# Listed records start
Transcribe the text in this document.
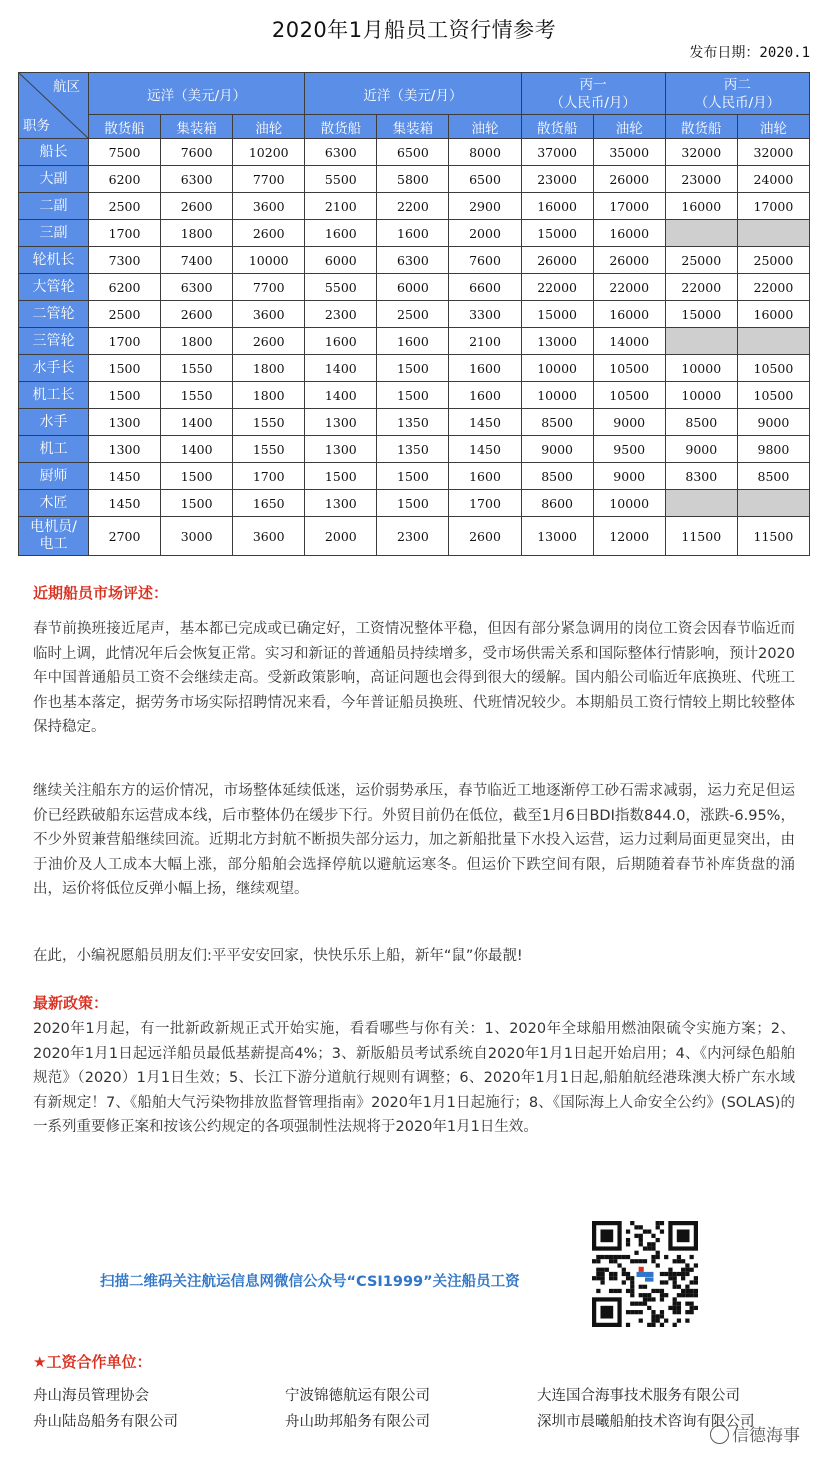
2020年1月船员工资行情参考
发布日期：2020.1
航区
职务	远洋（美元/月）			近洋（美元/月）			丙一
（人民币/月）		丙二
（人民币/月）	
	散货船	集装箱	油轮	散货船	集装箱	油轮	散货船	油轮	散货船	油轮
船长	7500	7600	10200	6300	6500	8000	37000	35000	32000	32000
大副	6200	6300	7700	5500	5800	6500	23000	26000	23000	24000
二副	2500	2600	3600	2100	2200	2900	16000	17000	16000	17000
三副	1700	1800	2600	1600	1600	2000	15000	16000		
轮机长	7300	7400	10000	6000	6300	7600	26000	26000	25000	25000
大管轮	6200	6300	7700	5500	6000	6600	22000	22000	22000	22000
二管轮	2500	2600	3600	2300	2500	3300	15000	16000	15000	16000
三管轮	1700	1800	2600	1600	1600	2100	13000	14000		
水手长	1500	1550	1800	1400	1500	1600	10000	10500	10000	10500
机工长	1500	1550	1800	1400	1500	1600	10000	10500	10000	10500
水手	1300	1400	1550	1300	1350	1450	8500	9000	8500	9000
机工	1300	1400	1550	1300	1350	1450	9000	9500	9000	9800
厨师	1450	1500	1700	1500	1500	1600	8500	9000	8300	8500
木匠	1450	1500	1650	1300	1500	1700	8600	10000		
电机员/
电工	2700	3000	3600	2000	2300	2600	13000	12000	11500	11500
近期船员市场评述：
春节前换班接近尾声，基本都已完成或已确定好，工资情况整体平稳，但因有部分紧急调用的岗位工资会因春节临近而临时上调，此情况年后会恢复正常。实习和新证的普通船员持续增多，受市场供需关系和国际整体行情影响，预计2020年中国普通船员工资不会继续走高。受新政策影响，高证问题也会得到很大的缓解。国内船公司临近年底换班、代班工作也基本落定，据劳务市场实际招聘情况来看，今年普证船员换班、代班情况较少。本期船员工资行情较上期比较整体保持稳定。
继续关注船东方的运价情况，市场整体延续低迷，运价弱势承压，春节临近工地逐渐停工砂石需求减弱，运力充足但运价已经跌破船东运营成本线，后市整体仍在缓步下行。外贸目前仍在低位，截至1月6日BDI指数844.0，涨跌-6.95%，不少外贸兼营船继续回流。近期北方封航不断损失部分运力，加之新船批量下水投入运营，运力过剩局面更显突出，由于油价及人工成本大幅上涨，部分船舶会选择停航以避航运寒冬。但运价下跌空间有限，后期随着春节补库货盘的涌出，运价将低位反弹小幅上扬，继续观望。
在此，小编祝愿船员朋友们:平平安安回家，快快乐乐上船，新年“鼠”你最靓!
最新政策：
2020年1月起，有一批新政新规正式开始实施，看看哪些与你有关：1、2020年全球船用燃油限硫令实施方案；2、2020年1月1日起远洋船员最低基薪提高4%；3、新版船员考试系统自2020年1月1日起开始启用；4、《内河绿色船舶规范》（2020）1月1日生效；5、长江下游分道航行规则有调整；6、2020年1月1日起,船舶航经港珠澳大桥广东水域有新规定！7、《船舶大气污染物排放监督管理指南》2020年1月1日起施行；8、《国际海上人命安全公约》(SOLAS)的一系列重要修正案和按该公约规定的各项强制性法规将于2020年1月1日生效。
扫描二维码关注航运信息网微信公众号“CSI1999”关注船员工资
★工资合作单位：
舟山海员管理协会	宁波锦德航运有限公司	大连国合海事技术服务有限公司
舟山陆岛船务有限公司	舟山助邦船务有限公司	深圳市晨曦船舶技术咨询有限公司
信德海事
# Listed records end
- [The request]:
Word for word, quote the lines above. Omit the pictures.

- [The solution]:
Transcribe the text in this document.
2020年1月船员工资行情参考
发布日期：2020.1
航区
职务	远洋（美元/月）			近洋（美元/月）			丙一
（人民币/月）		丙二
（人民币/月）	
	散货船	集装箱	油轮	散货船	集装箱	油轮	散货船	油轮	散货船	油轮
船长	7500	7600	10200	6300	6500	8000	37000	35000	32000	32000
大副	6200	6300	7700	5500	5800	6500	23000	26000	23000	24000
二副	2500	2600	3600	2100	2200	2900	16000	17000	16000	17000
三副	1700	1800	2600	1600	1600	2000	15000	16000		
轮机长	7300	7400	10000	6000	6300	7600	26000	26000	25000	25000
大管轮	6200	6300	7700	5500	6000	6600	22000	22000	22000	22000
二管轮	2500	2600	3600	2300	2500	3300	15000	16000	15000	16000
三管轮	1700	1800	2600	1600	1600	2100	13000	14000		
水手长	1500	1550	1800	1400	1500	1600	10000	10500	10000	10500
机工长	1500	1550	1800	1400	1500	1600	10000	10500	10000	10500
水手	1300	1400	1550	1300	1350	1450	8500	9000	8500	9000
机工	1300	1400	1550	1300	1350	1450	9000	9500	9000	9800
厨师	1450	1500	1700	1500	1500	1600	8500	9000	8300	8500
木匠	1450	1500	1650	1300	1500	1700	8600	10000		
电机员/
电工	2700	3000	3600	2000	2300	2600	13000	12000	11500	11500
近期船员市场评述：
春节前换班接近尾声，基本都已完成或已确定好，工资情况整体平稳，但因有部分紧急调用的岗位工资会因春节临近而临时上调，此情况年后会恢复正常。实习和新证的普通船员持续增多，受市场供需关系和国际整体行情影响，预计2020年中国普通船员工资不会继续走高。受新政策影响，高证问题也会得到很大的缓解。国内船公司临近年底换班、代班工作也基本落定，据劳务市场实际招聘情况来看，今年普证船员换班、代班情况较少。本期船员工资行情较上期比较整体保持稳定。
继续关注船东方的运价情况，市场整体延续低迷，运价弱势承压，春节临近工地逐渐停工砂石需求减弱，运力充足但运价已经跌破船东运营成本线，后市整体仍在缓步下行。外贸目前仍在低位，截至1月6日BDI指数844.0，涨跌-6.95%，不少外贸兼营船继续回流。近期北方封航不断损失部分运力，加之新船批量下水投入运营，运力过剩局面更显突出，由于油价及人工成本大幅上涨，部分船舶会选择停航以避航运寒冬。但运价下跌空间有限，后期随着春节补库货盘的涌出，运价将低位反弹小幅上扬，继续观望。
在此，小编祝愿船员朋友们:平平安安回家，快快乐乐上船，新年“鼠”你最靓!
最新政策：
2020年1月起，有一批新政新规正式开始实施，看看哪些与你有关：1、2020年全球船用燃油限硫令实施方案；2、2020年1月1日起远洋船员最低基薪提高4%；3、新版船员考试系统自2020年1月1日起开始启用；4、《内河绿色船舶规范》（2020）1月1日生效；5、长江下游分道航行规则有调整；6、2020年1月1日起,船舶航经港珠澳大桥广东水域有新规定！7、《船舶大气污染物排放监督管理指南》2020年1月1日起施行；8、《国际海上人命安全公约》(SOLAS)的一系列重要修正案和按该公约规定的各项强制性法规将于2020年1月1日生效。
扫描二维码关注航运信息网微信公众号“CSI1999”关注船员工资
★工资合作单位：
舟山海员管理协会	宁波锦德航运有限公司	大连国合海事技术服务有限公司
舟山陆岛船务有限公司	舟山助邦船务有限公司	深圳市晨曦船舶技术咨询有限公司
信德海事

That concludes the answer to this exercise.